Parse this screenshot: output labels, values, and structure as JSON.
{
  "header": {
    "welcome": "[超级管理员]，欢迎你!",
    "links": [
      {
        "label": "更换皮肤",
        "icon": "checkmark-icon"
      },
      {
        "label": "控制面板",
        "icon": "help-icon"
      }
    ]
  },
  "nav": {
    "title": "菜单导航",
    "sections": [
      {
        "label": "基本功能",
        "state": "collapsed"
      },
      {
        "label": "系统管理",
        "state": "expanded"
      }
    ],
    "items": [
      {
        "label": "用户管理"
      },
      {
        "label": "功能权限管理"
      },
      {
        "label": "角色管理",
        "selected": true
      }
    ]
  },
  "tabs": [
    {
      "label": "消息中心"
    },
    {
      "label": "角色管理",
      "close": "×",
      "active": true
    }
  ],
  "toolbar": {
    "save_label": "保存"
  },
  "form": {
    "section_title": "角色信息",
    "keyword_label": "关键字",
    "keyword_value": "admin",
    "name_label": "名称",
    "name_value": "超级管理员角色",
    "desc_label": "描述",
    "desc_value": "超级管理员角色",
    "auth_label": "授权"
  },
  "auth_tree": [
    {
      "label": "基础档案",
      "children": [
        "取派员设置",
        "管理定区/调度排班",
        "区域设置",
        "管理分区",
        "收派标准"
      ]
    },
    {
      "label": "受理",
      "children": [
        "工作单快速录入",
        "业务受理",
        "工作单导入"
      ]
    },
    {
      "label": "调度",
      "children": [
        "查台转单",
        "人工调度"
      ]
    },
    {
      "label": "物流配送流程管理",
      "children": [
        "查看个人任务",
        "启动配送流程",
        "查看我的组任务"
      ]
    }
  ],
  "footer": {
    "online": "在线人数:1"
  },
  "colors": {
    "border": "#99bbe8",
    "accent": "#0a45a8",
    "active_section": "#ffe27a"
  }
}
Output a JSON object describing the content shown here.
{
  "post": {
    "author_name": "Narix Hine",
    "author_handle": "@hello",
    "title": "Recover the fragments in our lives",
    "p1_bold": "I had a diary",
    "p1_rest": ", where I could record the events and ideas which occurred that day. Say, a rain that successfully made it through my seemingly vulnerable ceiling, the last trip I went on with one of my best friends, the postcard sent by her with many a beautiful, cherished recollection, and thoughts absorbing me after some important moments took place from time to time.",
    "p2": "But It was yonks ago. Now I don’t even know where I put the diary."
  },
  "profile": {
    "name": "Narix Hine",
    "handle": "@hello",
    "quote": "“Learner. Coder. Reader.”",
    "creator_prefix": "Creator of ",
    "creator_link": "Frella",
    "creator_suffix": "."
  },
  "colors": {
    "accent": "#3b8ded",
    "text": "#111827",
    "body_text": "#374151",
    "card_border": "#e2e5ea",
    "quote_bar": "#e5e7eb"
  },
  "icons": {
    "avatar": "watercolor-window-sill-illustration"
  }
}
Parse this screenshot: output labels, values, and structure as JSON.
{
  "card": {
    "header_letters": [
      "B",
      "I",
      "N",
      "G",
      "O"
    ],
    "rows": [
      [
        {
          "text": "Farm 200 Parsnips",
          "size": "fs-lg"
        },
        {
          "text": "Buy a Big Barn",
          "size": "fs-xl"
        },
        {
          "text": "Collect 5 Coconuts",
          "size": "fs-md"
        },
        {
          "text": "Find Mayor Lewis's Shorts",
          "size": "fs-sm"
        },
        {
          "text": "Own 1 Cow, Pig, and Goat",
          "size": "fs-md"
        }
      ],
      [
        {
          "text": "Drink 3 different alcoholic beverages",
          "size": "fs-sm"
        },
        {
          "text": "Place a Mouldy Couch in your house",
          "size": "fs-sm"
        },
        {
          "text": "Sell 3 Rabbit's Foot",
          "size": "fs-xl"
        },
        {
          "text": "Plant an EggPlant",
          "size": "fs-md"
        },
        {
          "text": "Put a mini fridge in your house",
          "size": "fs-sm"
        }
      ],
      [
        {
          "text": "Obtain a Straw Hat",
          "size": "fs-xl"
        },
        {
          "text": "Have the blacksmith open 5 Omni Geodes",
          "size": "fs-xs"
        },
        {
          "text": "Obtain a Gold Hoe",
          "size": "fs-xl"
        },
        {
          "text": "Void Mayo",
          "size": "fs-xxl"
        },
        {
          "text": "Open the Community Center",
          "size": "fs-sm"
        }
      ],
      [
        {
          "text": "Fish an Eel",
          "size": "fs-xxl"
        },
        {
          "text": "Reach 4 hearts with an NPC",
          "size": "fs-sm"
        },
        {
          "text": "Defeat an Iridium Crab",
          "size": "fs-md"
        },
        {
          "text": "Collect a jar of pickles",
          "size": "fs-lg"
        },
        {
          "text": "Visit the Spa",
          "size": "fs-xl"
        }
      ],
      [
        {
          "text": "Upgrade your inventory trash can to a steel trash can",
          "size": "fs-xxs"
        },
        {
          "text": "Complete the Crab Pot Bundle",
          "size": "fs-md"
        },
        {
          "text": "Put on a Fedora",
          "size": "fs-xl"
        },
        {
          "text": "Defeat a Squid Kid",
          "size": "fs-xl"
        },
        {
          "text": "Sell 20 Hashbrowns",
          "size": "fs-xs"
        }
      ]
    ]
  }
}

:::

* [Directions for this task] Using the listing above, state the number of lines that hold "超级管理员角色", with no other text.

* [Solved exercise] 2